## start

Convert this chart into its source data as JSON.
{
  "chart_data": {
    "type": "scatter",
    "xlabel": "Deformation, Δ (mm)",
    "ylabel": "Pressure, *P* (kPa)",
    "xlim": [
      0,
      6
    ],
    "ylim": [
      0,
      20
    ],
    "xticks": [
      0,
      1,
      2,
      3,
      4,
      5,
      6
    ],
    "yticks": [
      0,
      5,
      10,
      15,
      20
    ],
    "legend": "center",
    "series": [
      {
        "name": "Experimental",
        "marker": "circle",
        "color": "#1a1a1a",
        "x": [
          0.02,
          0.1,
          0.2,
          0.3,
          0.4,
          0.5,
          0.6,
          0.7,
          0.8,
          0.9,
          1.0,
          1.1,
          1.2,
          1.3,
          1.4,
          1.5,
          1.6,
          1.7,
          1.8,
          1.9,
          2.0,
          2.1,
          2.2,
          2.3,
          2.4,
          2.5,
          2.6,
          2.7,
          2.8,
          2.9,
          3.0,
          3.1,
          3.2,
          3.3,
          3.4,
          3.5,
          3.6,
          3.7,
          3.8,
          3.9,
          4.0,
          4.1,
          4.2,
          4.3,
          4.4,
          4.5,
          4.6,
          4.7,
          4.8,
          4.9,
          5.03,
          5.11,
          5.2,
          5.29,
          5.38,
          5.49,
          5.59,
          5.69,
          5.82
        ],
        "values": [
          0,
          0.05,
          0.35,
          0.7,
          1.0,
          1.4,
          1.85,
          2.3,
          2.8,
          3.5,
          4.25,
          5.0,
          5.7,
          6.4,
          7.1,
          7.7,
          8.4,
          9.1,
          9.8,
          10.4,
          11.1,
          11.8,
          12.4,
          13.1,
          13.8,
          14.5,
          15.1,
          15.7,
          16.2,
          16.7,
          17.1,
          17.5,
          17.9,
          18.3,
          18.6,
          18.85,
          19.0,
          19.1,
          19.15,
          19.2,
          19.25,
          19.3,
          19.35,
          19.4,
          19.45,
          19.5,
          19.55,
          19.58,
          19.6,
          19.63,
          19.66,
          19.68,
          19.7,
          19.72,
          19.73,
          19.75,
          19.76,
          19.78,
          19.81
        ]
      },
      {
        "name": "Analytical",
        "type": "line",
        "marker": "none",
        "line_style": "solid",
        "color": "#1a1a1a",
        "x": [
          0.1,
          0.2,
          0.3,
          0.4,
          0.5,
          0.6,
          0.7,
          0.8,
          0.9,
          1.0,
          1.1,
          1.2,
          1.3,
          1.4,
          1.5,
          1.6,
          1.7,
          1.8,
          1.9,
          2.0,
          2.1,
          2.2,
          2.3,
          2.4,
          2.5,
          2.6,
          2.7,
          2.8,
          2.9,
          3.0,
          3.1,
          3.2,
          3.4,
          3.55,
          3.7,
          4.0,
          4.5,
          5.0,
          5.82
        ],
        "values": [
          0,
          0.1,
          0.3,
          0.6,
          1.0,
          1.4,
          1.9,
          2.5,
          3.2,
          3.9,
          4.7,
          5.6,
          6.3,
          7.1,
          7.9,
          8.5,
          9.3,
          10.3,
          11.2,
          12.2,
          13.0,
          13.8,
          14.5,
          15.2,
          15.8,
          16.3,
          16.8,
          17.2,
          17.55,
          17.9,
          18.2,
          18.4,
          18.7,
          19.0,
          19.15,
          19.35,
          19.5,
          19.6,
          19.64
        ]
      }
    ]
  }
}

## end

### Exercise aim
Copy out each record from above, exactly.

### Worked solution
Convert this chart into its source data as JSON.
{
  "chart_data": {
    "type": "scatter",
    "xlabel": "Deformation, Δ (mm)",
    "ylabel": "Pressure, *P* (kPa)",
    "xlim": [
      0,
      6
    ],
    "ylim": [
      0,
      20
    ],
    "xticks": [
      0,
      1,
      2,
      3,
      4,
      5,
      6
    ],
    "yticks": [
      0,
      5,
      10,
      15,
      20
    ],
    "legend": "center",
    "series": [
      {
        "name": "Experimental",
        "marker": "circle",
        "color": "#1a1a1a",
        "x": [
          0.02,
          0.1,
          0.2,
          0.3,
          0.4,
          0.5,
          0.6,
          0.7,
          0.8,
          0.9,
          1.0,
          1.1,
          1.2,
          1.3,
          1.4,
          1.5,
          1.6,
          1.7,
          1.8,
          1.9,
          2.0,
          2.1,
          2.2,
          2.3,
          2.4,
          2.5,
          2.6,
          2.7,
          2.8,
          2.9,
          3.0,
          3.1,
          3.2,
          3.3,
          3.4,
          3.5,
          3.6,
          3.7,
          3.8,
          3.9,
          4.0,
          4.1,
          4.2,
          4.3,
          4.4,
          4.5,
          4.6,
          4.7,
          4.8,
          4.9,
          5.03,
          5.11,
          5.2,
          5.29,
          5.38,
          5.49,
          5.59,
          5.69,
          5.82
        ],
        "values": [
          0,
          0.05,
          0.35,
          0.7,
          1.0,
          1.4,
          1.85,
          2.3,
          2.8,
          3.5,
          4.25,
          5.0,
          5.7,
          6.4,
          7.1,
          7.7,
          8.4,
          9.1,
          9.8,
          10.4,
          11.1,
          11.8,
          12.4,
          13.1,
          13.8,
          14.5,
          15.1,
          15.7,
          16.2,
          16.7,
          17.1,
          17.5,
          17.9,
          18.3,
          18.6,
          18.85,
          19.0,
          19.1,
          19.15,
          19.2,
          19.25,
          19.3,
          19.35,
          19.4,
          19.45,
          19.5,
          19.55,
          19.58,
          19.6,
          19.63,
          19.66,
          19.68,
          19.7,
          19.72,
          19.73,
          19.75,
          19.76,
          19.78,
          19.81
        ]
      },
      {
        "name": "Analytical",
        "type": "line",
        "marker": "none",
        "line_style": "solid",
        "color": "#1a1a1a",
        "x": [
          0.1,
          0.2,
          0.3,
          0.4,
          0.5,
          0.6,
          0.7,
          0.8,
          0.9,
          1.0,
          1.1,
          1.2,
          1.3,
          1.4,
          1.5,
          1.6,
          1.7,
          1.8,
          1.9,
          2.0,
          2.1,
          2.2,
          2.3,
          2.4,
          2.5,
          2.6,
          2.7,
          2.8,
          2.9,
          3.0,
          3.1,
          3.2,
          3.4,
          3.55,
          3.7,
          4.0,
          4.5,
          5.0,
          5.82
        ],
        "values": [
          0,
          0.1,
          0.3,
          0.6,
          1.0,
          1.4,
          1.9,
          2.5,
          3.2,
          3.9,
          4.7,
          5.6,
          6.3,
          7.1,
          7.9,
          8.5,
          9.3,
          10.3,
          11.2,
          12.2,
          13.0,
          13.8,
          14.5,
          15.2,
          15.8,
          16.3,
          16.8,
          17.2,
          17.55,
          17.9,
          18.2,
          18.4,
          18.7,
          19.0,
          19.15,
          19.35,
          19.5,
          19.6,
          19.64
        ]
      }
    ]
  }
}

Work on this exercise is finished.